*REQUIRED WORK*: From the entries below, say how many lines carry the word "instrument", and give nothing but the number.

□ □ □ □ □ □ □

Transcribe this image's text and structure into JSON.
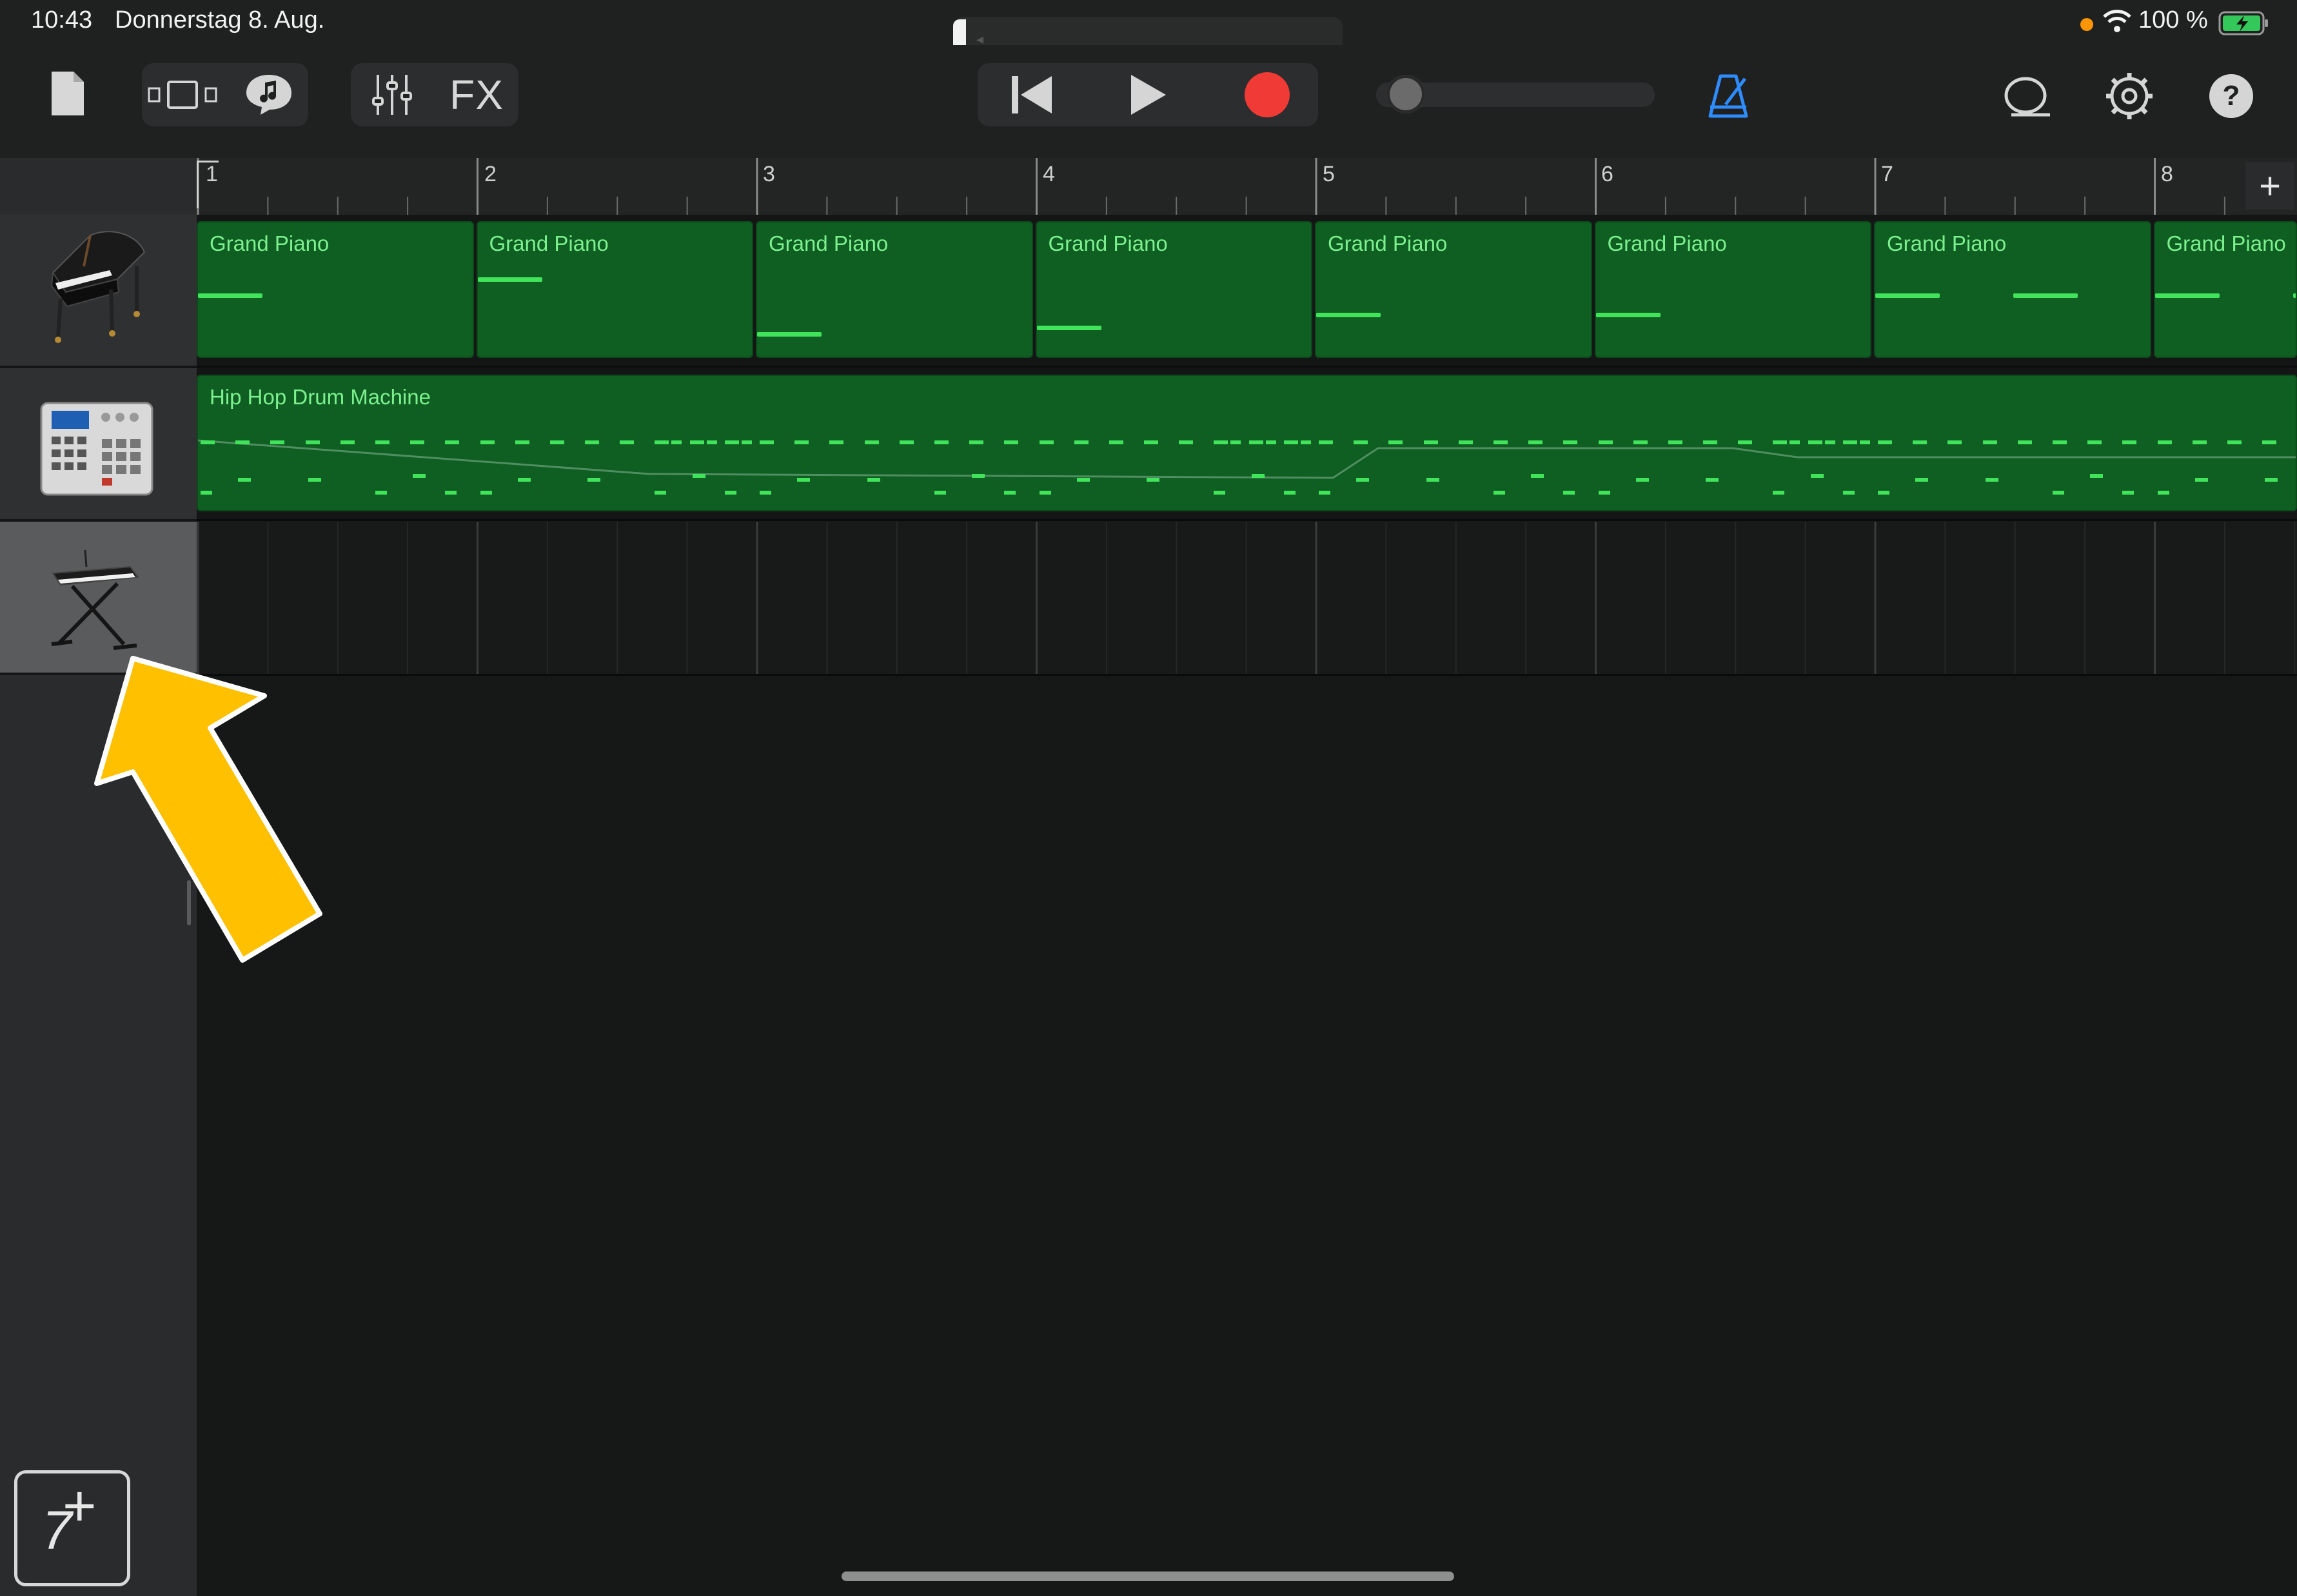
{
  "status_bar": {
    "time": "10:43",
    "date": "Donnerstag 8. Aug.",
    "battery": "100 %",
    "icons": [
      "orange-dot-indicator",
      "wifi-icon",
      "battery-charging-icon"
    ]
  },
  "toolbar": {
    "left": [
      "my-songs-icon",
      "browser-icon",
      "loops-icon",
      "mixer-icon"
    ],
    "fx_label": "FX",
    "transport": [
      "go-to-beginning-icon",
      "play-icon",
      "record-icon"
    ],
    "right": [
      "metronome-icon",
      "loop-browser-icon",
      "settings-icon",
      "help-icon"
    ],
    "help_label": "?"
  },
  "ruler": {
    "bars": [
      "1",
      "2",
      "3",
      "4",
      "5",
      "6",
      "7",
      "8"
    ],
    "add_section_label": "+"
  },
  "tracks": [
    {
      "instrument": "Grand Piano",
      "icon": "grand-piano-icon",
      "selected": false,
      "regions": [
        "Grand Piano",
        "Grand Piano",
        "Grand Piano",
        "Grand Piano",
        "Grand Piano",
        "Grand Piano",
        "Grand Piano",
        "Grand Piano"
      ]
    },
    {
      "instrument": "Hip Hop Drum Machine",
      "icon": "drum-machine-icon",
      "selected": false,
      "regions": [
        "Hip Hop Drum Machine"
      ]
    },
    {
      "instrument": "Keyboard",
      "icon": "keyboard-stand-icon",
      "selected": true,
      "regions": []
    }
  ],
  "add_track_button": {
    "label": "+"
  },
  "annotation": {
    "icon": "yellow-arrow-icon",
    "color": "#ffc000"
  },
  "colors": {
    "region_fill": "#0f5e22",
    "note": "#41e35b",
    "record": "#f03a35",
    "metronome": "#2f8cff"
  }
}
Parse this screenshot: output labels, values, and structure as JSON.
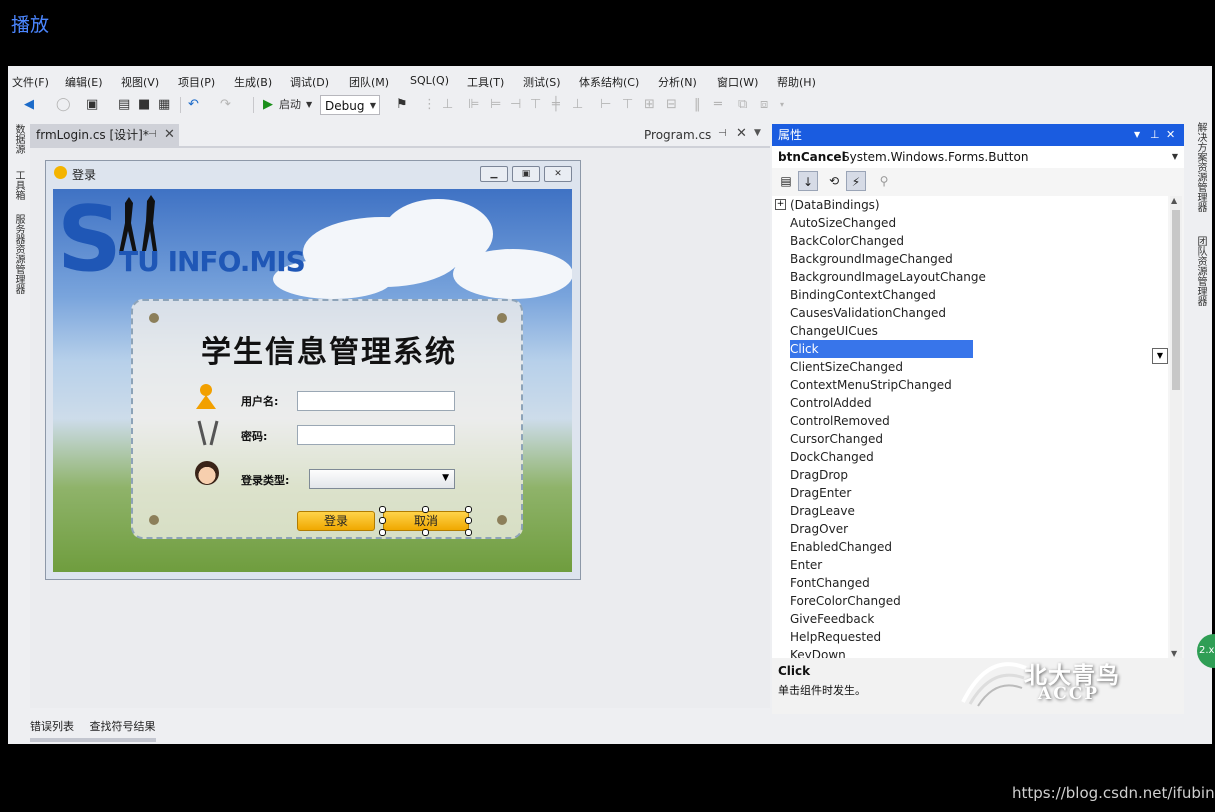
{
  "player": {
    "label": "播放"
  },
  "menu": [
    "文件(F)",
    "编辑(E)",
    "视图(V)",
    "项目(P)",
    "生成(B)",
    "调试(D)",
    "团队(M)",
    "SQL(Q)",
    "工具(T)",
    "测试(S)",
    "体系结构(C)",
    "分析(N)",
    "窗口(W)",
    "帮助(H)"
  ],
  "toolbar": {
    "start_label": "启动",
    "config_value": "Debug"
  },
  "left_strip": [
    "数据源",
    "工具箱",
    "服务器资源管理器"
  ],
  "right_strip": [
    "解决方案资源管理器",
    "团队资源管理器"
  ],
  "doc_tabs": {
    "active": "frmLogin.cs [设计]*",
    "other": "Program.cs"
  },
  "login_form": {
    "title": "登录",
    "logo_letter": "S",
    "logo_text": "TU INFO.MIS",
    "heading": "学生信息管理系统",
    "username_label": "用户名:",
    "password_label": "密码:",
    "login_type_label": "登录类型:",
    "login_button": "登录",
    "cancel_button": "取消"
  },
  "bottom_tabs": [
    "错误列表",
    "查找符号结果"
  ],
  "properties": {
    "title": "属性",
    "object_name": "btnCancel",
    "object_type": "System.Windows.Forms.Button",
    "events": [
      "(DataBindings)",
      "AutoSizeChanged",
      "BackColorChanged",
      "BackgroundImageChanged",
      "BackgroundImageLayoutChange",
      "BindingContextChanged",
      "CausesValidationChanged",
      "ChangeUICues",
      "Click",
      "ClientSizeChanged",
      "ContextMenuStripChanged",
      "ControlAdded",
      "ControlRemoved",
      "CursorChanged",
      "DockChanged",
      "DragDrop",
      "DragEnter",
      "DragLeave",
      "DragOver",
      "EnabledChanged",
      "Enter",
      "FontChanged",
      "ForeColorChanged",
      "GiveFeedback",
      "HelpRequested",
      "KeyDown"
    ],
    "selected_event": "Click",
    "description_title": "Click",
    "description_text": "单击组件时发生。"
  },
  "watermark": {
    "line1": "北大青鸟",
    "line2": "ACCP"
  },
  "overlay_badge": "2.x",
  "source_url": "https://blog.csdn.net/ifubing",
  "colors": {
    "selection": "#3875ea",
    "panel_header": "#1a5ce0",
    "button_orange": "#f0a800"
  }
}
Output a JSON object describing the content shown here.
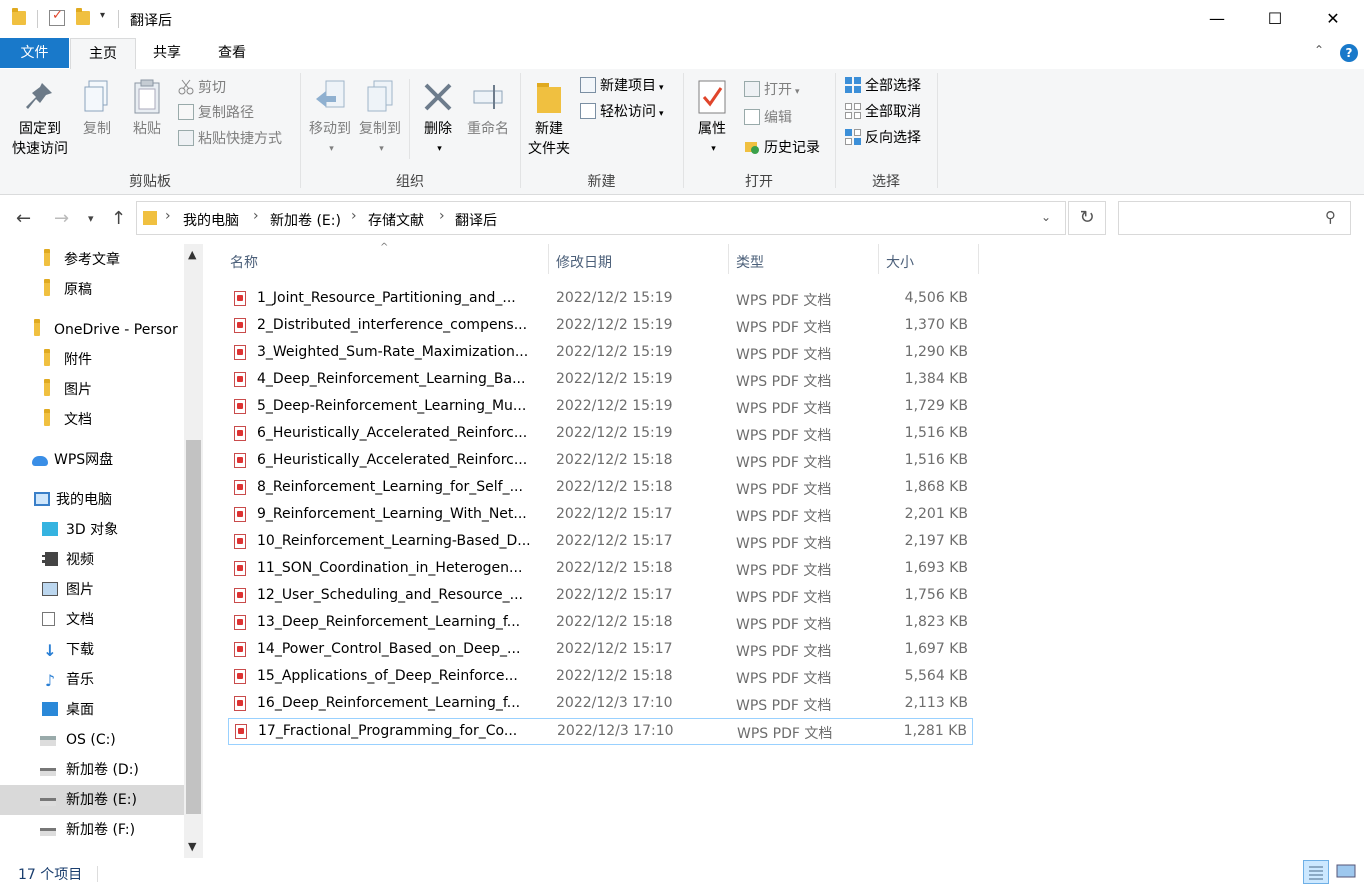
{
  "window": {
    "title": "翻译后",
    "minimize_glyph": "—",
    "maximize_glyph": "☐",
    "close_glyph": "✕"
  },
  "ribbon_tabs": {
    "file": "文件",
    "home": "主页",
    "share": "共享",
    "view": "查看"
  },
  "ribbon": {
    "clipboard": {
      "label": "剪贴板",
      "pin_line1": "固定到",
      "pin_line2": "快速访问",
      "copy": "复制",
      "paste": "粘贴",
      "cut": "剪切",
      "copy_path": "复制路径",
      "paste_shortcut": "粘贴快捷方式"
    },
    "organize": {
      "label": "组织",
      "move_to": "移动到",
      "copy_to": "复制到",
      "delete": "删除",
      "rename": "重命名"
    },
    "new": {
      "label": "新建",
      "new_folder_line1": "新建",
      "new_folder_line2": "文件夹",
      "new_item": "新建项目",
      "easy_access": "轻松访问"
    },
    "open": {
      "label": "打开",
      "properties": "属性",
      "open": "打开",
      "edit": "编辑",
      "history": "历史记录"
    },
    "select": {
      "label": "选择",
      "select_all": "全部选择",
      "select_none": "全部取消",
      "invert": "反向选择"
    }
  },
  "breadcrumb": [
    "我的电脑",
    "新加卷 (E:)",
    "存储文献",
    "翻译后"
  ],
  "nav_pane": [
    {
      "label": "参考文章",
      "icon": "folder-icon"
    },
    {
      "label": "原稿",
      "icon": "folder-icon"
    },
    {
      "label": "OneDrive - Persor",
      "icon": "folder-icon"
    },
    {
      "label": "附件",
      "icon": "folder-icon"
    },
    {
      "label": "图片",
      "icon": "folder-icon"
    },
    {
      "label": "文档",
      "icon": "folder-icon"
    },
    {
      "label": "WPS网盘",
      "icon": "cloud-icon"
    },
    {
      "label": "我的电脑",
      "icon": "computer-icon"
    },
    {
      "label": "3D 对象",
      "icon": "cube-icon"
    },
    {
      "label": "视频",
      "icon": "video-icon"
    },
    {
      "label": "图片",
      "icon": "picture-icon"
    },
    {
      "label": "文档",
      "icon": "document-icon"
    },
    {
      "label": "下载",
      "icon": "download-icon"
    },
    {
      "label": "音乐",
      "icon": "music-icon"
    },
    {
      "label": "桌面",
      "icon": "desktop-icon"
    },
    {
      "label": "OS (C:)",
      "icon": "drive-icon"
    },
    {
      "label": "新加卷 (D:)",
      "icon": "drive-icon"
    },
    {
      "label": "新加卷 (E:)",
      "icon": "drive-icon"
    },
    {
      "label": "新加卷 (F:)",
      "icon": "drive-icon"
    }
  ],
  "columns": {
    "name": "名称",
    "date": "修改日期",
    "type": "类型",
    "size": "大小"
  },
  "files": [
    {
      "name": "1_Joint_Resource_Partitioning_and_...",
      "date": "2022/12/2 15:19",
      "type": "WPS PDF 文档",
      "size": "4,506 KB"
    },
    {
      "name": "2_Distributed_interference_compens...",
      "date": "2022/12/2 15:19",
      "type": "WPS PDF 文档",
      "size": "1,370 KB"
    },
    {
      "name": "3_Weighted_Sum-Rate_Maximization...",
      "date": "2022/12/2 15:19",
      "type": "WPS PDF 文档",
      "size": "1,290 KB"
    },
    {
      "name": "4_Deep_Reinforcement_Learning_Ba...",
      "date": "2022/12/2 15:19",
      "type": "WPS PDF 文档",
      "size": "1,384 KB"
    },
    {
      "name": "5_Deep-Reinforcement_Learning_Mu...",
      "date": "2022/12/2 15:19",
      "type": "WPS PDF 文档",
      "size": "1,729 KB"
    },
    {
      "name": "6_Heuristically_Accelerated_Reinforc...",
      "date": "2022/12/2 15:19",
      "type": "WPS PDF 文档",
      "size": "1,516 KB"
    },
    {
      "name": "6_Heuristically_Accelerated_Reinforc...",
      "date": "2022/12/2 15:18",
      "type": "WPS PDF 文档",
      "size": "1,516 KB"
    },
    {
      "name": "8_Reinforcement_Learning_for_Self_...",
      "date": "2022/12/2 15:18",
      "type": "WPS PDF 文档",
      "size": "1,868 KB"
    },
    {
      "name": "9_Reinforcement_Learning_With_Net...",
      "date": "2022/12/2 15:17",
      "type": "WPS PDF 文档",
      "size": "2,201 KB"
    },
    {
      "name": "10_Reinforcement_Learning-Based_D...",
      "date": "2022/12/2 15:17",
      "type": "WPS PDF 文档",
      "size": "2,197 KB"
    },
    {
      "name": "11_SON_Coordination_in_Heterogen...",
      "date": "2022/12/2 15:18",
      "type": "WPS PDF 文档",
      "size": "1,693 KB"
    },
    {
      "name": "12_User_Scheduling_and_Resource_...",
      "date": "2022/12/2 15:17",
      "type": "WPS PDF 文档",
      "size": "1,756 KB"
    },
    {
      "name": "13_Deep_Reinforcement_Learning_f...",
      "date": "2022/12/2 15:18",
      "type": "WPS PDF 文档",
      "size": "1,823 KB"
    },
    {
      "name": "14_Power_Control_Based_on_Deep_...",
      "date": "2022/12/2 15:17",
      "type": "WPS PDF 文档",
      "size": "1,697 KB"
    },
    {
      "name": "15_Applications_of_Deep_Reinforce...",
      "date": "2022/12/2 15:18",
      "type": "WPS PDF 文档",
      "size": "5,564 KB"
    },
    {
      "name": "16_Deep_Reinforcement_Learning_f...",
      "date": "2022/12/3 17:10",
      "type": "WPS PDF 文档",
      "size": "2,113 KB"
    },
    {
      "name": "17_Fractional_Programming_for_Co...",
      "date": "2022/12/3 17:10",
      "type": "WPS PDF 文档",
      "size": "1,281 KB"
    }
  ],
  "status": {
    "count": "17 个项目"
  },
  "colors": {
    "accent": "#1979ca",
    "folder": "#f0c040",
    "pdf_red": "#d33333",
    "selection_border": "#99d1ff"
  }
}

□ □ □ □ □ □ □

*ANSWER*: 3